WHAT YOU ARE ASKED TO DO
Could you rewrite everything from the line containing "x-tick-label: 140 [134,527,143,533]" down to the line containing "risk-value: 1,415 [719,252,732,258]", renaming "risk-value" to "risk-count" and leaving all else unchanged?

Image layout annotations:
^^^^^^^^
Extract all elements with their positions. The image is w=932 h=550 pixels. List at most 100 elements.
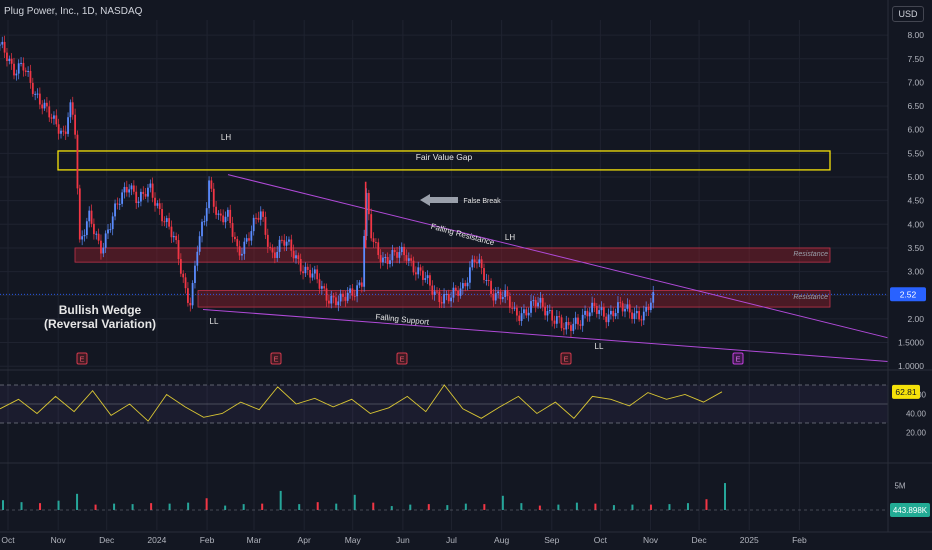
time-tick-label: Nov — [643, 535, 659, 545]
candle-body — [518, 315, 521, 321]
candle-body — [264, 216, 267, 235]
currency-button[interactable]: USD — [892, 6, 924, 22]
volume-bar — [316, 502, 319, 510]
candle-body — [273, 252, 276, 258]
candle-body — [102, 247, 105, 254]
candle-body — [283, 240, 286, 246]
time-tick-label: Sep — [544, 535, 559, 545]
zones — [0, 150, 888, 308]
candle-body — [234, 236, 236, 240]
candle-body — [393, 250, 396, 253]
candle-body — [194, 265, 196, 284]
volume-bar — [298, 504, 301, 510]
candle-body — [396, 252, 398, 258]
time-tick-label: May — [345, 535, 362, 545]
candle-body — [292, 250, 295, 259]
candle-body — [541, 297, 544, 307]
candle-body — [90, 210, 93, 224]
candle-body — [62, 130, 65, 132]
volume-bar — [520, 503, 523, 510]
rsi-tick-label: 40.00 — [906, 410, 927, 419]
volume-bar — [353, 494, 356, 510]
candle-body — [367, 192, 370, 215]
candle-body — [71, 102, 74, 115]
label-bullish-wedge: Bullish Wedge — [59, 303, 142, 317]
candle-body — [97, 233, 100, 241]
candle-body — [490, 280, 492, 294]
volume-bar — [668, 504, 671, 510]
candle-body — [168, 218, 171, 227]
candle-body — [372, 238, 375, 243]
candle-body — [511, 307, 514, 309]
earnings-marker — [560, 352, 572, 365]
candle-body — [57, 124, 60, 134]
candle-body — [196, 251, 199, 266]
candle-body — [530, 301, 532, 313]
candle-body — [114, 203, 116, 217]
candle-body — [269, 246, 272, 248]
candle-body — [205, 208, 208, 222]
time-tick-label: 2024 — [147, 535, 166, 545]
candle-body — [210, 180, 213, 189]
candle-body — [29, 70, 32, 83]
candle-body — [46, 102, 48, 107]
label-fair-value-gap: Fair Value Gap — [416, 152, 473, 162]
candle-body — [419, 267, 422, 271]
label-resistance-lower: Resistance — [793, 294, 828, 301]
candle-body — [579, 324, 582, 326]
candle-body — [130, 185, 133, 190]
candle-body — [638, 311, 641, 320]
price-tick-label: 7.50 — [907, 54, 924, 64]
candle-body — [215, 206, 218, 215]
candle-body — [605, 316, 608, 323]
candle-body — [0, 44, 1, 46]
volume-bar — [113, 503, 116, 510]
candle-body — [466, 282, 469, 287]
candle-body — [170, 226, 173, 238]
candle-body — [436, 291, 438, 293]
time-tick-label: Nov — [51, 535, 67, 545]
volume-bar — [612, 505, 615, 510]
volume-bar — [575, 502, 578, 510]
candle-body — [306, 266, 309, 270]
candle-body — [245, 238, 248, 242]
candle-body — [154, 197, 156, 206]
candle-body — [290, 239, 293, 251]
candle-body — [581, 314, 584, 326]
candle-body — [384, 257, 387, 259]
candle-body — [391, 250, 394, 261]
earnings-marker-label: E — [399, 355, 404, 364]
candle-body — [219, 213, 222, 216]
candle-body — [125, 186, 128, 193]
candle-body — [469, 267, 471, 283]
falling-resistance-line — [227, 174, 889, 339]
candle-body — [534, 300, 537, 307]
candle-body — [560, 317, 563, 329]
candle-body — [422, 270, 424, 280]
candle-body — [619, 302, 622, 304]
candle-body — [24, 70, 27, 72]
candle-body — [459, 288, 462, 296]
candle-body — [135, 191, 138, 204]
candle-body — [539, 297, 542, 303]
candle-body — [1, 41, 4, 45]
candle-body — [6, 52, 8, 62]
candle-body — [513, 307, 516, 309]
candle-body — [600, 307, 603, 311]
candle-body — [189, 302, 192, 306]
price-tick-label: 3.50 — [907, 243, 924, 253]
volume-bar — [649, 504, 652, 510]
candle-body — [574, 317, 577, 324]
candle-body — [69, 102, 72, 118]
candle-body — [621, 303, 624, 312]
candle-body — [342, 293, 344, 297]
candle-body — [624, 308, 626, 312]
falling-support-line — [202, 308, 889, 362]
price-tick-label: 5.00 — [907, 172, 924, 182]
time-tick-label: 2025 — [740, 535, 759, 545]
resistance-zone-lower — [197, 290, 831, 308]
candle-body — [548, 310, 551, 312]
price-tick-label: 3.00 — [907, 267, 924, 277]
candle-body — [485, 279, 488, 281]
candle-body — [74, 114, 77, 135]
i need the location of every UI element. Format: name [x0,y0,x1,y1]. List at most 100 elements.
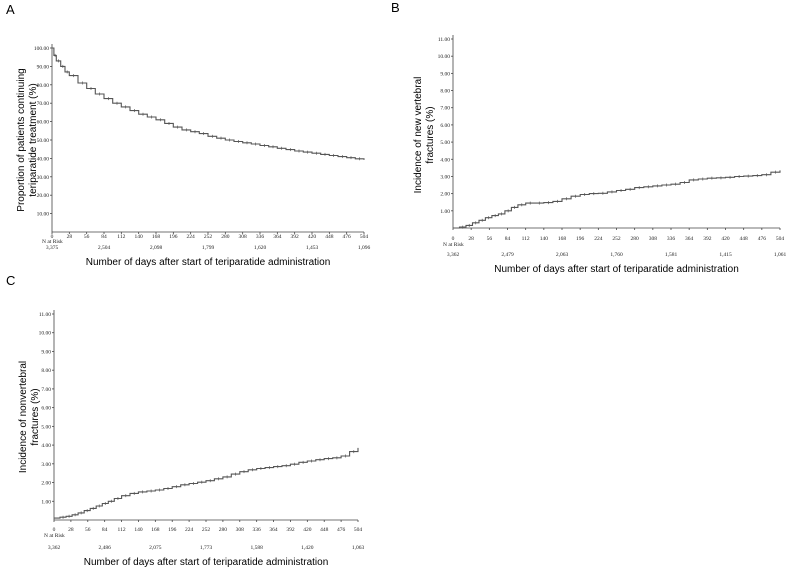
x-tick-label: 140 [134,527,143,533]
y-tick-label: 7.00 [41,387,51,393]
x-tick-label: 504 [354,527,363,533]
y-tick-label: 10.00 [37,212,50,218]
x-tick-label: 56 [84,234,90,240]
risk-value: 1,588 [250,545,263,551]
risk-value: 1,415 [719,252,732,258]
y-tick-label: 1.00 [440,209,450,215]
x-tick-label: 392 [703,236,712,242]
x-tick-label: 308 [649,236,658,242]
risk-value: 3,362 [447,252,460,258]
y-tick-label: 20.00 [37,193,50,199]
y-tick-label: 11.00 [438,37,450,43]
y-tick-label: 30.00 [37,175,50,181]
x-tick-label: 56 [487,236,493,242]
y-tick-label: 8.00 [440,89,450,95]
x-tick-label: 56 [85,527,91,533]
x-tick-label: 336 [253,527,262,533]
x-tick-label: 112 [118,527,126,533]
x-tick-label: 448 [325,234,334,240]
km-curve [54,447,359,519]
x-tick-label: 28 [468,236,474,242]
risk-value: 1,096 [358,245,371,251]
y-tick-label: 6.00 [41,406,51,412]
risk-value: 1,773 [200,545,213,551]
chart-panel-c: C 1.00 2.00 3.00 4.00 5.00 6.00 7.00 8.00 9.00 10.… [6,273,364,568]
risk-table-label: N at Risk [443,242,464,248]
y-axis-title: Incidence of nonvertebralfractures (%) [18,361,41,473]
x-tick-label: 84 [505,236,511,242]
x-tick-label: 476 [337,527,346,533]
panel-letter: A [6,2,15,17]
x-tick-label: 392 [286,527,295,533]
x-tick-label: 224 [185,527,194,533]
x-tick-label: 0 [51,234,54,240]
x-tick-label: 420 [303,527,312,533]
panel-letter: B [391,0,400,15]
x-tick-label: 336 [256,234,265,240]
risk-value: 3,375 [46,245,59,251]
x-tick-label: 336 [667,236,676,242]
risk-value: 2,075 [149,545,162,551]
x-tick-label: 84 [102,527,108,533]
y-tick-label: 5.00 [440,140,450,146]
y-tick-label: 9.00 [440,71,450,77]
x-tick-label: 140 [135,234,144,240]
y-tick-label: 2.00 [440,192,450,198]
x-tick-label: 364 [269,527,278,533]
y-tick-label: 50.00 [37,138,50,144]
x-tick-label: 420 [721,236,730,242]
y-tick-label: 8.00 [41,368,51,374]
y-tick-label: 6.00 [440,123,450,129]
x-tick-label: 224 [187,234,196,240]
y-tick-label: 7.00 [440,106,450,112]
x-tick-label: 420 [308,234,317,240]
x-tick-label: 168 [152,234,161,240]
y-tick-label: 70.00 [37,101,50,107]
y-tick-label: 40.00 [37,156,50,162]
x-axis-title: Number of days after start of teriparati… [86,257,331,268]
y-tick-label: 80.00 [37,83,50,89]
km-curve [453,170,781,229]
risk-value: 1,063 [352,545,365,551]
x-tick-label: 280 [219,527,228,533]
y-tick-label: 3.00 [41,462,51,468]
risk-value: 3,362 [48,545,61,551]
y-tick-label: 90.00 [37,64,50,70]
x-tick-label: 0 [53,527,56,533]
x-tick-label: 28 [67,234,73,240]
x-tick-label: 112 [522,236,530,242]
x-tick-label: 280 [221,234,230,240]
risk-value: 1,061 [774,252,787,258]
risk-value: 2,098 [150,245,163,251]
risk-table-label: N at Risk [42,239,63,245]
risk-value: 1,420 [301,545,314,551]
risk-value: 1,581 [665,252,678,258]
chart-panel-a: A 10.00 20.00 30.00 40.00 50.00 60.00 70.00 80.0… [6,2,370,268]
y-tick-label: 11.00 [39,312,51,318]
y-axis-title-line: fractures (%) [425,106,436,163]
y-tick-label: 100.00 [34,46,49,52]
x-tick-label: 504 [776,236,785,242]
panel-letter: C [6,273,15,288]
y-axis-title-line: teriparatide treatment (%) [28,83,39,196]
x-tick-label: 84 [101,234,107,240]
x-axis-title: Number of days after start of teriparati… [494,264,739,275]
x-tick-label: 0 [452,236,455,242]
risk-value: 1,453 [306,245,319,251]
y-axis-title: Incidence of new vertebralfractures (%) [413,77,436,194]
x-tick-label: 140 [540,236,549,242]
y-tick-label: 5.00 [41,424,51,430]
y-tick-label: 10.00 [438,54,451,60]
x-tick-label: 196 [576,236,585,242]
x-tick-label: 168 [558,236,567,242]
x-tick-label: 392 [291,234,300,240]
x-tick-label: 196 [168,527,177,533]
y-tick-label: 60.00 [37,120,50,126]
x-tick-label: 308 [239,234,248,240]
risk-table-label: N at Risk [44,533,65,539]
x-tick-label: 280 [631,236,640,242]
y-tick-label: 9.00 [41,349,51,355]
x-tick-label: 224 [594,236,603,242]
y-tick-label: 4.00 [41,443,51,449]
x-tick-label: 168 [151,527,160,533]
^^^^^^^^
EXERCISE OUTPUT
x-tick-label: 140 [134,527,143,533]
y-tick-label: 7.00 [41,387,51,393]
x-tick-label: 504 [354,527,363,533]
y-tick-label: 10.00 [37,212,50,218]
x-tick-label: 56 [84,234,90,240]
risk-count: 1,588 [250,545,263,551]
risk-count: 1,415 [719,252,732,258]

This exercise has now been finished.